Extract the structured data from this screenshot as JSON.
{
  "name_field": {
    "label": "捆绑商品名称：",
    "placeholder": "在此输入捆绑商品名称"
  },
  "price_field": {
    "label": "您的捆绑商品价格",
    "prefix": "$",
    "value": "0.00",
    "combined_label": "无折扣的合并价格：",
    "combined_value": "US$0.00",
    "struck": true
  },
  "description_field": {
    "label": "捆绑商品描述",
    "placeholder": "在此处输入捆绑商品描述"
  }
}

= = = = = = =

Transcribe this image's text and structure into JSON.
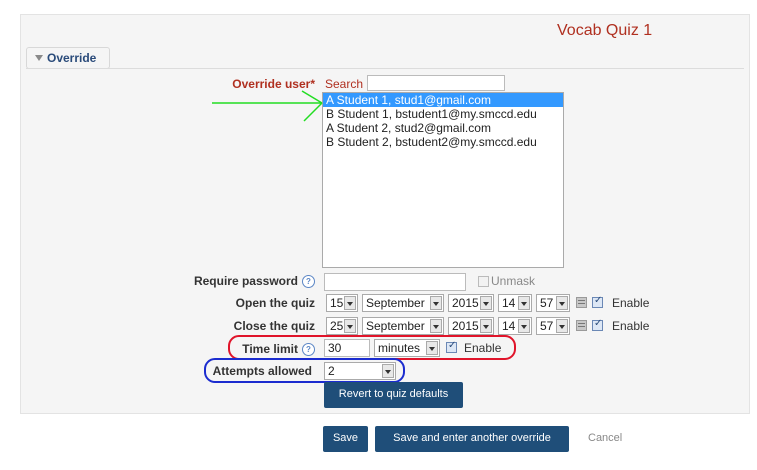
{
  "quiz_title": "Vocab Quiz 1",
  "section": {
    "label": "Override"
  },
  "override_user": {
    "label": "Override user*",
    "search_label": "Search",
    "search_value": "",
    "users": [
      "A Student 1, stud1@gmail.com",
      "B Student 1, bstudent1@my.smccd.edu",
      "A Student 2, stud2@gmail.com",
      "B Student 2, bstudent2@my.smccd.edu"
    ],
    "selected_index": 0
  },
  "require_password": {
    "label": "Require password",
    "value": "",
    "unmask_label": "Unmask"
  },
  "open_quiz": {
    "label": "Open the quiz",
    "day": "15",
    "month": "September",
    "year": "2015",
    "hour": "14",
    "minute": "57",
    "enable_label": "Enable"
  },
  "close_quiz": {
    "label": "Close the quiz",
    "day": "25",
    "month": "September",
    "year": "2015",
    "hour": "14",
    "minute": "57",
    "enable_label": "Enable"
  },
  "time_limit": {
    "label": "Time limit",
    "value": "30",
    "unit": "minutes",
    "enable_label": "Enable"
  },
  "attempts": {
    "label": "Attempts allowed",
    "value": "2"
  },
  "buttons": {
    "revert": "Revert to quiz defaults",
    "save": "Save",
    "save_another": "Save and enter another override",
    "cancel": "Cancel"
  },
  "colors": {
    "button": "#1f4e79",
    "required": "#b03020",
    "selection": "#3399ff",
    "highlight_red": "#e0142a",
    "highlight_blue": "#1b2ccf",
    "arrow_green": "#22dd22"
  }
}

= = = = = = =

**Problem statement**
Scan the data above; copy every line where "smccd" appears.

**Solution for this problem**
      "B Student 1, bstudent1@my.smccd.edu",
      "B Student 2, bstudent2@my.smccd.edu"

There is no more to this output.